## What the exercise asks
Gather all lines with the word "title" in them.

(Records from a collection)
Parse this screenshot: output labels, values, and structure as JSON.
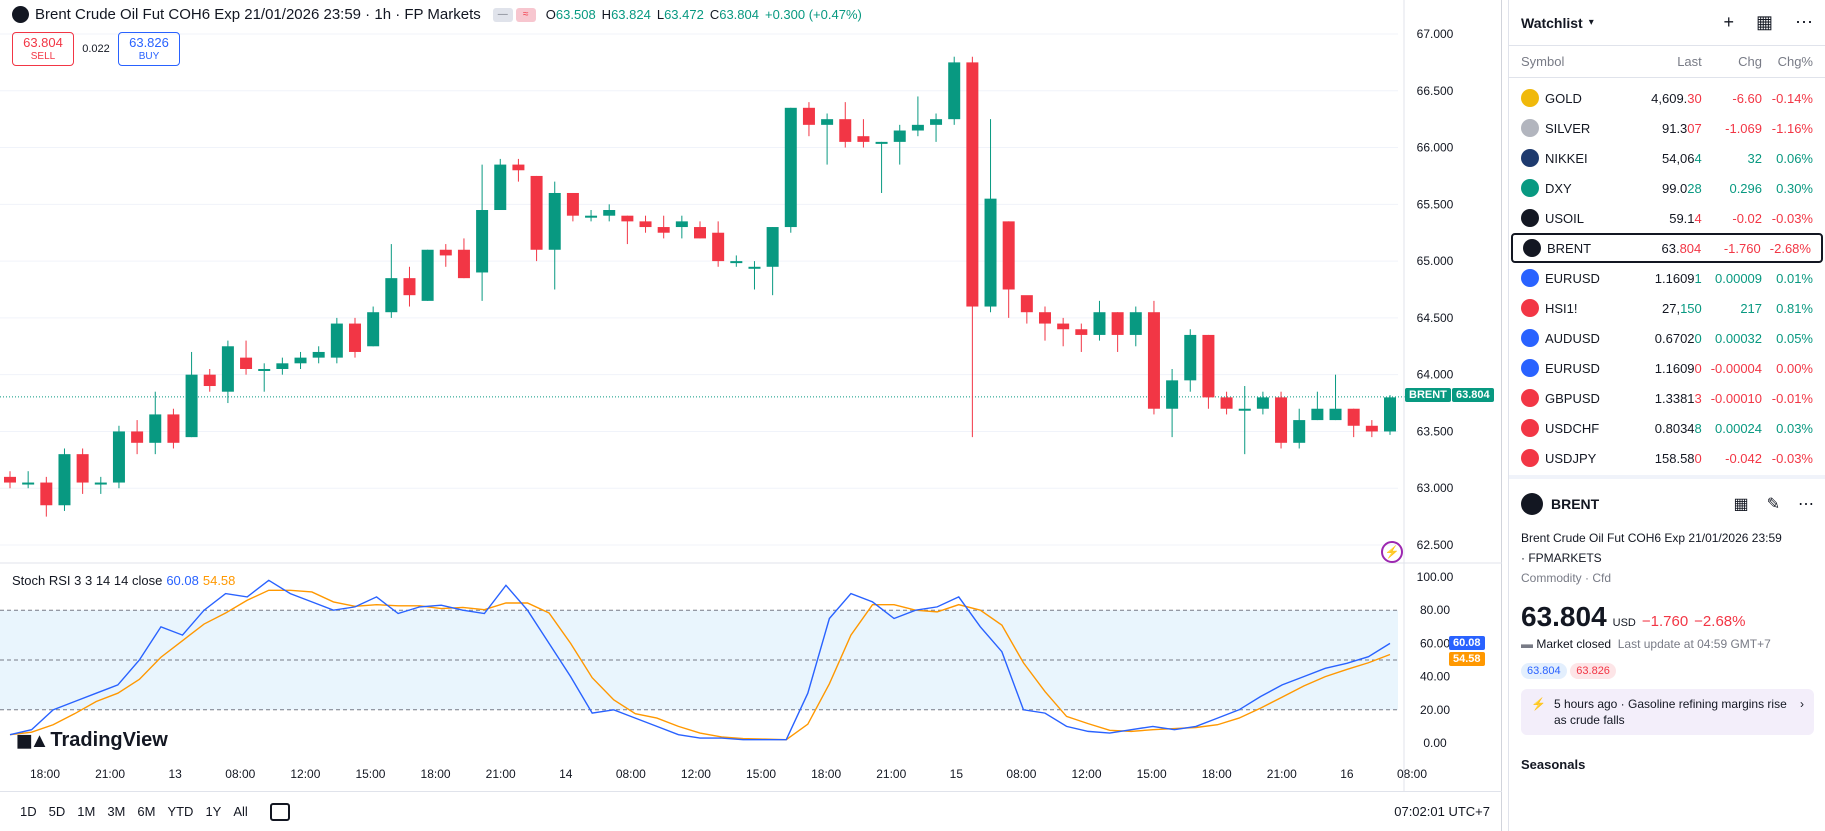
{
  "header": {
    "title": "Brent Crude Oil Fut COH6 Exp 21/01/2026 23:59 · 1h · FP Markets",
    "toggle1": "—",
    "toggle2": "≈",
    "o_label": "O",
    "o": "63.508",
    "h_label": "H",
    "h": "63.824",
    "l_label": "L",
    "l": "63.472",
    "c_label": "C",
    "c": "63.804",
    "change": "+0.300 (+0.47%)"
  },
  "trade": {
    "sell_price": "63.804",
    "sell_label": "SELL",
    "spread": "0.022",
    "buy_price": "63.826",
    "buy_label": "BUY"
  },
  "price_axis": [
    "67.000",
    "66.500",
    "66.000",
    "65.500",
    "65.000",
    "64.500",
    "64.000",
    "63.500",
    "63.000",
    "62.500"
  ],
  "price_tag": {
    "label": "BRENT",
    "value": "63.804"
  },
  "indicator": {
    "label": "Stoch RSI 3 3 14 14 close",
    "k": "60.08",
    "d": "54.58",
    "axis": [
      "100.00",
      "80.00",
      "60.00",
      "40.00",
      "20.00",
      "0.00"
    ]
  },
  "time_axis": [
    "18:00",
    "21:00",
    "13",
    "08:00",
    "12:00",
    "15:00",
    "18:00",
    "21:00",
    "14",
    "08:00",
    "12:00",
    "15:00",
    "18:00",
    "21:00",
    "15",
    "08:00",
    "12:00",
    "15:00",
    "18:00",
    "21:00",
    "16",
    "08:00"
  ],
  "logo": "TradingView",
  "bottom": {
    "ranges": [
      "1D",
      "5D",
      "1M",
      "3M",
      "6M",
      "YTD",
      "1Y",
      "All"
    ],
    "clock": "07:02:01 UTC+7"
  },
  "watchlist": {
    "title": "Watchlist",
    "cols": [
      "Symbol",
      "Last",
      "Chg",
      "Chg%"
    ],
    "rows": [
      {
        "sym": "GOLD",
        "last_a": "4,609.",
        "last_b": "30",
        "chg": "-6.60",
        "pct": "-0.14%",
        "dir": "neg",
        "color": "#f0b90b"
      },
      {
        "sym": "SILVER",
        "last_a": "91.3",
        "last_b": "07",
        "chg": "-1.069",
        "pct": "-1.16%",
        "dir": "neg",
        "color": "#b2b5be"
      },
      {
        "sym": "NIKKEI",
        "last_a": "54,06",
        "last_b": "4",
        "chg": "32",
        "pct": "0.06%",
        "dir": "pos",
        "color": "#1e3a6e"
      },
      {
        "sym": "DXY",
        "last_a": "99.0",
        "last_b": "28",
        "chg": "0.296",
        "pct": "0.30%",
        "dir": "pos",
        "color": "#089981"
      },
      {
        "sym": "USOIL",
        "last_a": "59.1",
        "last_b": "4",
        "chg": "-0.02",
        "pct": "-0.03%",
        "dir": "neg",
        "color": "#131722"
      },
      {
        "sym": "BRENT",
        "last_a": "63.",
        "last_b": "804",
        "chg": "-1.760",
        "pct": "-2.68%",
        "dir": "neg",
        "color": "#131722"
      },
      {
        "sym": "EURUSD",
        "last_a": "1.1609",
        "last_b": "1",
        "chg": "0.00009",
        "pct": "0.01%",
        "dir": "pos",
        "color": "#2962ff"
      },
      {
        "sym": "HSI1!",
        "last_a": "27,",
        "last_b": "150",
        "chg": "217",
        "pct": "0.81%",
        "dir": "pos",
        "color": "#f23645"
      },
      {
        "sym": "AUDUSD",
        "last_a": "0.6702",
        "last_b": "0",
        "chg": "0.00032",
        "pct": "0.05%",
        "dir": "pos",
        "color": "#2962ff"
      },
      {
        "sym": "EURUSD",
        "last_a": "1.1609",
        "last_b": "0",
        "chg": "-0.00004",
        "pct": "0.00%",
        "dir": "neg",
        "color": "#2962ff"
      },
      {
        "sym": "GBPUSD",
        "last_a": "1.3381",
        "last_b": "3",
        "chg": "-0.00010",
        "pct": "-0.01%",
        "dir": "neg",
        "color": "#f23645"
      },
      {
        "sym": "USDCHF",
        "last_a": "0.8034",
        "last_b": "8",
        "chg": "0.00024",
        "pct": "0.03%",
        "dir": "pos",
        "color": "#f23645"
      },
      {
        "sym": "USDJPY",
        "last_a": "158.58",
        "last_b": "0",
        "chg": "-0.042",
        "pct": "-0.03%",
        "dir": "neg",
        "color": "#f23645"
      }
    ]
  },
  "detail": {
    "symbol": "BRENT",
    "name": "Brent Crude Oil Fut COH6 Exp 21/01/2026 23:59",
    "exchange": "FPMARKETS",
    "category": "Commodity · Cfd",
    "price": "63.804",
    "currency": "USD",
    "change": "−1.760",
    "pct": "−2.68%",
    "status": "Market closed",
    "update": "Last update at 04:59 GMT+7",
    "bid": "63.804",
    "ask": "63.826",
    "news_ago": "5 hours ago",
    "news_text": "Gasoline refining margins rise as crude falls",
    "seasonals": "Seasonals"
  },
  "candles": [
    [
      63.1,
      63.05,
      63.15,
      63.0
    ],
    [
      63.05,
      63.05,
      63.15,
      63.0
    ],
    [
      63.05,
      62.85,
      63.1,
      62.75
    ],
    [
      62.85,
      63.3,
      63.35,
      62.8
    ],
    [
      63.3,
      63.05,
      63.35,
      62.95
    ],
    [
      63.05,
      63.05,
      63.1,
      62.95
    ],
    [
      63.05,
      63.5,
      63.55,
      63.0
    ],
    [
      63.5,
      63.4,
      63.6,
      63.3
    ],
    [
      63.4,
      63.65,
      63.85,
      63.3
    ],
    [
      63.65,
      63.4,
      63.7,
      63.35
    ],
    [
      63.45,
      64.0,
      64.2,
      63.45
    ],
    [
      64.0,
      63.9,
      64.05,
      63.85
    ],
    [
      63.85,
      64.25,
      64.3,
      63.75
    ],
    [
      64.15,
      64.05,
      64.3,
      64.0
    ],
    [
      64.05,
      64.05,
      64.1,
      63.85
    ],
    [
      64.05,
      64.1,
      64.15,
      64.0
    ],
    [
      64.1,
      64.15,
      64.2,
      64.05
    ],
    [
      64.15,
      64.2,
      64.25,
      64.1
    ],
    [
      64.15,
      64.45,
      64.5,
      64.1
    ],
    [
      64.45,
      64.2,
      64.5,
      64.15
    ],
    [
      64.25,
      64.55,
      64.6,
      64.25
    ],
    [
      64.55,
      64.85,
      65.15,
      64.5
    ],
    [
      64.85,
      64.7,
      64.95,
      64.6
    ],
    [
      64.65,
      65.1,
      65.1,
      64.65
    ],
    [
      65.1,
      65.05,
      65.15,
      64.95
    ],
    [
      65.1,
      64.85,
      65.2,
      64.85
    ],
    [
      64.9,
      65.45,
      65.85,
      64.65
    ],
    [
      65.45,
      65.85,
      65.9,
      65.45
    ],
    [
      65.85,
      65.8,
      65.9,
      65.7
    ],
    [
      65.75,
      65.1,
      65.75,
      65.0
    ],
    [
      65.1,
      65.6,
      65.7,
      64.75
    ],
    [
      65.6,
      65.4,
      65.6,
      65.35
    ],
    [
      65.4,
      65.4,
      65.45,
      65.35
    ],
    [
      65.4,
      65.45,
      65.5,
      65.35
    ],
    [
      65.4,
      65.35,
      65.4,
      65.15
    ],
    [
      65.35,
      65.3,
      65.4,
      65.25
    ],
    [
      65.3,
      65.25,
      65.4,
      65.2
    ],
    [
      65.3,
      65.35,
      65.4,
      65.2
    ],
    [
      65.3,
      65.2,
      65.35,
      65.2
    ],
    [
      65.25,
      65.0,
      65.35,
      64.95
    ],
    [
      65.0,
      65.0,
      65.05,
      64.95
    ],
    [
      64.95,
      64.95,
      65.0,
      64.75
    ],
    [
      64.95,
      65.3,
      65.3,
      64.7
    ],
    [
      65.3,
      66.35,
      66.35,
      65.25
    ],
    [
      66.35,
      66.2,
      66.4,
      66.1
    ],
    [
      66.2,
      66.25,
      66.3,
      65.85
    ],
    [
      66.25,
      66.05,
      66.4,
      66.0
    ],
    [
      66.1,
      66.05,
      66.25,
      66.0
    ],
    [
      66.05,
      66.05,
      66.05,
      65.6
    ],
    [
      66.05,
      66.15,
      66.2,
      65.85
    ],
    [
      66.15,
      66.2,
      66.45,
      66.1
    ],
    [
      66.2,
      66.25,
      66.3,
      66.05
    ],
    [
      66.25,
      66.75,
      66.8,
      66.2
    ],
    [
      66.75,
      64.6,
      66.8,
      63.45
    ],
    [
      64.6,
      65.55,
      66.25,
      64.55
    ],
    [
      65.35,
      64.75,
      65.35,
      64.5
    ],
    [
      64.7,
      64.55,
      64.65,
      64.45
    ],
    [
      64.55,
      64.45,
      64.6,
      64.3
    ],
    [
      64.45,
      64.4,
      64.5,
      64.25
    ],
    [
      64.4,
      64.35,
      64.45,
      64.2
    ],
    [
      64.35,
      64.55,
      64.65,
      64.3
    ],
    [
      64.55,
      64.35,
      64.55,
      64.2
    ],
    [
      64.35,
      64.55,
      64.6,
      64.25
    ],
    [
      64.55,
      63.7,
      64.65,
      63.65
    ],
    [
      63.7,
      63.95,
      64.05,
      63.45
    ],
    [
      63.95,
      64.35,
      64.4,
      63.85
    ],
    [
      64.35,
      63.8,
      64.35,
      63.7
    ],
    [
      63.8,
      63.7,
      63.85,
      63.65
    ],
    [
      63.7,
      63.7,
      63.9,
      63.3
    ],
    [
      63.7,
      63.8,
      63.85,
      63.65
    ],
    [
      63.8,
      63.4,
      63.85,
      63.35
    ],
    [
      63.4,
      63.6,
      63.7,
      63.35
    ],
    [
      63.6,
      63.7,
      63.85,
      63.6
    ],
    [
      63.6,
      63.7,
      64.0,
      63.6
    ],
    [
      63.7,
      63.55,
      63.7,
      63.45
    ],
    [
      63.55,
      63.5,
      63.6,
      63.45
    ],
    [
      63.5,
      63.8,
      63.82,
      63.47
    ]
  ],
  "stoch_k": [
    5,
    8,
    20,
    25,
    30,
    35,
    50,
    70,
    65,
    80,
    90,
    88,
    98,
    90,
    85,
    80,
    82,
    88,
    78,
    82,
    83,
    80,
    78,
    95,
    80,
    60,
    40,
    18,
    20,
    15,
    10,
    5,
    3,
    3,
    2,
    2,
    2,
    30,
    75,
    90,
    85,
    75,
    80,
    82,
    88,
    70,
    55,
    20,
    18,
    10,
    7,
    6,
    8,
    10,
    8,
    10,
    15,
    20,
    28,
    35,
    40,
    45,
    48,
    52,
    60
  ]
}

## Response to the exercise
    "title": "Brent Crude Oil Fut COH6 Exp 21/01/2026 23:59 · 1h · FP Markets",
    "title": "Watchlist",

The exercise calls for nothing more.